[Document text records]
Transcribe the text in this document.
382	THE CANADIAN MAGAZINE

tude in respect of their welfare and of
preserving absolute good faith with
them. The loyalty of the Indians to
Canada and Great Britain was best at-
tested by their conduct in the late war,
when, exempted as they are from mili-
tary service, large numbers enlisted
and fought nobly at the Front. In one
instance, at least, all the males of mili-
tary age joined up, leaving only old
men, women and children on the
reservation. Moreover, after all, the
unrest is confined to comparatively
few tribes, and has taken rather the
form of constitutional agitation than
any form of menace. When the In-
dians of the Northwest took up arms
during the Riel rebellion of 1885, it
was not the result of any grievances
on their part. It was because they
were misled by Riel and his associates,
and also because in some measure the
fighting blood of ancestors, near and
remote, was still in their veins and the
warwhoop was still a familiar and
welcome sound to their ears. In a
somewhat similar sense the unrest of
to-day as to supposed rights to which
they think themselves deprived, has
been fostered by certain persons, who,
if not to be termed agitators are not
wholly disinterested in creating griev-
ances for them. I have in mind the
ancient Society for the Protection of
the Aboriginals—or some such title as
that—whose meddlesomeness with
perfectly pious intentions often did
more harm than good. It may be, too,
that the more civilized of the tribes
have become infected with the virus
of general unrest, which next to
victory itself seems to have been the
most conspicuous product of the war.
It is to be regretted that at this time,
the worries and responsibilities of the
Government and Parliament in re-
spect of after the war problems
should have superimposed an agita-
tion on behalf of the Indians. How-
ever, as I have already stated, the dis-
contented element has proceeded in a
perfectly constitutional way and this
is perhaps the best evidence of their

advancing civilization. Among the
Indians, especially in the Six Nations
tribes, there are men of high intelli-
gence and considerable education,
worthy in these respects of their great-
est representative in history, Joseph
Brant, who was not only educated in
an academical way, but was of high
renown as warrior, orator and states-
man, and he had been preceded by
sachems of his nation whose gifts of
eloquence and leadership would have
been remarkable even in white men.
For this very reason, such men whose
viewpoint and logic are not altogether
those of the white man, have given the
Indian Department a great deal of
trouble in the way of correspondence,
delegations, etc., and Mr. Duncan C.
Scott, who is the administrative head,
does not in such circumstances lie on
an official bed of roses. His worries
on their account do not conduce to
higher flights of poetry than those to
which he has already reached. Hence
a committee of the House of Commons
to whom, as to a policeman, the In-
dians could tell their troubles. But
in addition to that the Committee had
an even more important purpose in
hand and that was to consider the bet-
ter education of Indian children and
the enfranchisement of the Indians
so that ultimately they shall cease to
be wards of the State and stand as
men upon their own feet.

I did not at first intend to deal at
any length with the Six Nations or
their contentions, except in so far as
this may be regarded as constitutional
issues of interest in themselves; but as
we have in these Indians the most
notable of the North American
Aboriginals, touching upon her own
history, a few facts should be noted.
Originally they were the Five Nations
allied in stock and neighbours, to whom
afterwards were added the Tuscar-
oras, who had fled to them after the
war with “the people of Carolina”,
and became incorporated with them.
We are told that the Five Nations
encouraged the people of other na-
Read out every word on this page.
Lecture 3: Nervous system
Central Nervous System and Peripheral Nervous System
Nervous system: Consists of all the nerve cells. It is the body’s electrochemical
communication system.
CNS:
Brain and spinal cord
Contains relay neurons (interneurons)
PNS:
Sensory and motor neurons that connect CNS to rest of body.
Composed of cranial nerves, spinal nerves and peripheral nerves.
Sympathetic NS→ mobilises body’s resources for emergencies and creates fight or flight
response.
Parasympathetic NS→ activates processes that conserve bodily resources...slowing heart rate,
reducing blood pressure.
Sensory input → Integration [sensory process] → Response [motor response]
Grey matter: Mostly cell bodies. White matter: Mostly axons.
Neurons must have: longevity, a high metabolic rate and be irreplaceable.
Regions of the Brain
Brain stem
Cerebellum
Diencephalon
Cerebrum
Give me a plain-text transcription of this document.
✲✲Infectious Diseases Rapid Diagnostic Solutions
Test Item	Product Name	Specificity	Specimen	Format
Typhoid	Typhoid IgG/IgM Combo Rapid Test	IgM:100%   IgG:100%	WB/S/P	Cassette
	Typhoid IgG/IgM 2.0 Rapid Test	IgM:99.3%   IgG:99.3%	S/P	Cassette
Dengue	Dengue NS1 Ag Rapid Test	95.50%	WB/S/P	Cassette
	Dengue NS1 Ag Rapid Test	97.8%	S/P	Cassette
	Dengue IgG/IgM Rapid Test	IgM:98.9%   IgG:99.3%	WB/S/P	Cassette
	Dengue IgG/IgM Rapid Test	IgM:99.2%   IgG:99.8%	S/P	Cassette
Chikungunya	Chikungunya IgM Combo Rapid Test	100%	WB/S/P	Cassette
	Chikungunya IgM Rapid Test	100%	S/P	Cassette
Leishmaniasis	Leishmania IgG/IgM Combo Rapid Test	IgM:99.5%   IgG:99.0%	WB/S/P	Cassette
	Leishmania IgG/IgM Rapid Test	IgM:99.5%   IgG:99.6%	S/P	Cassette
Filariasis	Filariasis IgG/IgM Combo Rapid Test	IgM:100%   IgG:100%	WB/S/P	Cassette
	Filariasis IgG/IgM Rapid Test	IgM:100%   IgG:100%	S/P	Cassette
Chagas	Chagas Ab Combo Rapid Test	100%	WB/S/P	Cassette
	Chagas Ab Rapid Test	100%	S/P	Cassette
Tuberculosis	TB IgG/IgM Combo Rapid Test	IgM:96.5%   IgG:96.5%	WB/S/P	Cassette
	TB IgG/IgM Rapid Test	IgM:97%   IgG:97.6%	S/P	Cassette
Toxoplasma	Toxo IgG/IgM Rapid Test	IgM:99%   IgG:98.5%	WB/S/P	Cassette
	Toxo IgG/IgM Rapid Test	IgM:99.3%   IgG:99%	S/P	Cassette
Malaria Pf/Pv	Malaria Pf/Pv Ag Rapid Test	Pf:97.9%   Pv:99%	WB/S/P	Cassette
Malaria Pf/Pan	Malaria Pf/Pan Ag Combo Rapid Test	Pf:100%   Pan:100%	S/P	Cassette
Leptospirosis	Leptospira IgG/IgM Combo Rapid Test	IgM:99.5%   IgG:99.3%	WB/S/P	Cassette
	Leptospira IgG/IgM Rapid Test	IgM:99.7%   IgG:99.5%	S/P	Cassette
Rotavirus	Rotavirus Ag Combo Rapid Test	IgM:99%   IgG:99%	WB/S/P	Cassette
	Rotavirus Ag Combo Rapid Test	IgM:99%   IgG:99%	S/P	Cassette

REQUIRED ACTION: Type the data again exactly. Leave nothing out.

OUTPUT FOR THIS TASK:
Transcribe the text in this document.
382	THE CANADIAN MAGAZINE

tude in respect of their welfare and of
preserving absolute good faith with
them. The loyalty of the Indians to
Canada and Great Britain was best at-
tested by their conduct in the late war,
when, exempted as they are from mili-
tary service, large numbers enlisted
and fought nobly at the Front. In one
instance, at least, all the males of mili-
tary age joined up, leaving only old
men, women and children on the
reservation. Moreover, after all, the
unrest is confined to comparatively
few tribes, and has taken rather the
form of constitutional agitation than
any form of menace. When the In-
dians of the Northwest took up arms
during the Riel rebellion of 1885, it
was not the result of any grievances
on their part. It was because they
were misled by Riel and his associates,
and also because in some measure the
fighting blood of ancestors, near and
remote, was still in their veins and the
warwhoop was still a familiar and
welcome sound to their ears. In a
somewhat similar sense the unrest of
to-day as to supposed rights to which
they think themselves deprived, has
been fostered by certain persons, who,
if not to be termed agitators are not
wholly disinterested in creating griev-
ances for them. I have in mind the
ancient Society for the Protection of
the Aboriginals—or some such title as
that—whose meddlesomeness with
perfectly pious intentions often did
more harm than good. It may be, too,
that the more civilized of the tribes
have become infected with the virus
of general unrest, which next to
victory itself seems to have been the
most conspicuous product of the war.
It is to be regretted that at this time,
the worries and responsibilities of the
Government and Parliament in re-
spect of after the war problems
should have superimposed an agita-
tion on behalf of the Indians. How-
ever, as I have already stated, the dis-
contented element has proceeded in a
perfectly constitutional way and this
is perhaps the best evidence of their

advancing civilization. Among the
Indians, especially in the Six Nations
tribes, there are men of high intelli-
gence and considerable education,
worthy in these respects of their great-
est representative in history, Joseph
Brant, who was not only educated in
an academical way, but was of high
renown as warrior, orator and states-
man, and he had been preceded by
sachems of his nation whose gifts of
eloquence and leadership would have
been remarkable even in white men.
For this very reason, such men whose
viewpoint and logic are not altogether
those of the white man, have given the
Indian Department a great deal of
trouble in the way of correspondence,
delegations, etc., and Mr. Duncan C.
Scott, who is the administrative head,
does not in such circumstances lie on
an official bed of roses. His worries
on their account do not conduce to
higher flights of poetry than those to
which he has already reached. Hence
a committee of the House of Commons
to whom, as to a policeman, the In-
dians could tell their troubles. But
in addition to that the Committee had
an even more important purpose in
hand and that was to consider the bet-
ter education of Indian children and
the enfranchisement of the Indians
so that ultimately they shall cease to
be wards of the State and stand as
men upon their own feet.

I did not at first intend to deal at
any length with the Six Nations or
their contentions, except in so far as
this may be regarded as constitutional
issues of interest in themselves; but as
we have in these Indians the most
notable of the North American
Aboriginals, touching upon her own
history, a few facts should be noted.
Originally they were the Five Nations
allied in stock and neighbours, to whom
afterwards were added the Tuscar-
oras, who had fled to them after the
war with “the people of Carolina”,
and became incorporated with them.
We are told that the Five Nations
encouraged the people of other na-
Read out every word on this page.
Lecture 3: Nervous system
Central Nervous System and Peripheral Nervous System
Nervous system: Consists of all the nerve cells. It is the body’s electrochemical
communication system.
CNS:
Brain and spinal cord
Contains relay neurons (interneurons)
PNS:
Sensory and motor neurons that connect CNS to rest of body.
Composed of cranial nerves, spinal nerves and peripheral nerves.
Sympathetic NS→ mobilises body’s resources for emergencies and creates fight or flight
response.
Parasympathetic NS→ activates processes that conserve bodily resources...slowing heart rate,
reducing blood pressure.
Sensory input → Integration [sensory process] → Response [motor response]
Grey matter: Mostly cell bodies. White matter: Mostly axons.
Neurons must have: longevity, a high metabolic rate and be irreplaceable.
Regions of the Brain
Brain stem
Cerebellum
Diencephalon
Cerebrum
Give me a plain-text transcription of this document.
✲✲Infectious Diseases Rapid Diagnostic Solutions
Test Item	Product Name	Specificity	Specimen	Format
Typhoid	Typhoid IgG/IgM Combo Rapid Test	IgM:100%   IgG:100%	WB/S/P	Cassette
	Typhoid IgG/IgM 2.0 Rapid Test	IgM:99.3%   IgG:99.3%	S/P	Cassette
Dengue	Dengue NS1 Ag Rapid Test	95.50%	WB/S/P	Cassette
	Dengue NS1 Ag Rapid Test	97.8%	S/P	Cassette
	Dengue IgG/IgM Rapid Test	IgM:98.9%   IgG:99.3%	WB/S/P	Cassette
	Dengue IgG/IgM Rapid Test	IgM:99.2%   IgG:99.8%	S/P	Cassette
Chikungunya	Chikungunya IgM Combo Rapid Test	100%	WB/S/P	Cassette
	Chikungunya IgM Rapid Test	100%	S/P	Cassette
Leishmaniasis	Leishmania IgG/IgM Combo Rapid Test	IgM:99.5%   IgG:99.0%	WB/S/P	Cassette
	Leishmania IgG/IgM Rapid Test	IgM:99.5%   IgG:99.6%	S/P	Cassette
Filariasis	Filariasis IgG/IgM Combo Rapid Test	IgM:100%   IgG:100%	WB/S/P	Cassette
	Filariasis IgG/IgM Rapid Test	IgM:100%   IgG:100%	S/P	Cassette
Chagas	Chagas Ab Combo Rapid Test	100%	WB/S/P	Cassette
	Chagas Ab Rapid Test	100%	S/P	Cassette
Tuberculosis	TB IgG/IgM Combo Rapid Test	IgM:96.5%   IgG:96.5%	WB/S/P	Cassette
	TB IgG/IgM Rapid Test	IgM:97%   IgG:97.6%	S/P	Cassette
Toxoplasma	Toxo IgG/IgM Rapid Test	IgM:99%   IgG:98.5%	WB/S/P	Cassette
	Toxo IgG/IgM Rapid Test	IgM:99.3%   IgG:99%	S/P	Cassette
Malaria Pf/Pv	Malaria Pf/Pv Ag Rapid Test	Pf:97.9%   Pv:99%	WB/S/P	Cassette
Malaria Pf/Pan	Malaria Pf/Pan Ag Combo Rapid Test	Pf:100%   Pan:100%	S/P	Cassette
Leptospirosis	Leptospira IgG/IgM Combo Rapid Test	IgM:99.5%   IgG:99.3%	WB/S/P	Cassette
	Leptospira IgG/IgM Rapid Test	IgM:99.7%   IgG:99.5%	S/P	Cassette
Rotavirus	Rotavirus Ag Combo Rapid Test	IgM:99%   IgG:99%	WB/S/P	Cassette
	Rotavirus Ag Combo Rapid Test	IgM:99%   IgG:99%	S/P	Cassette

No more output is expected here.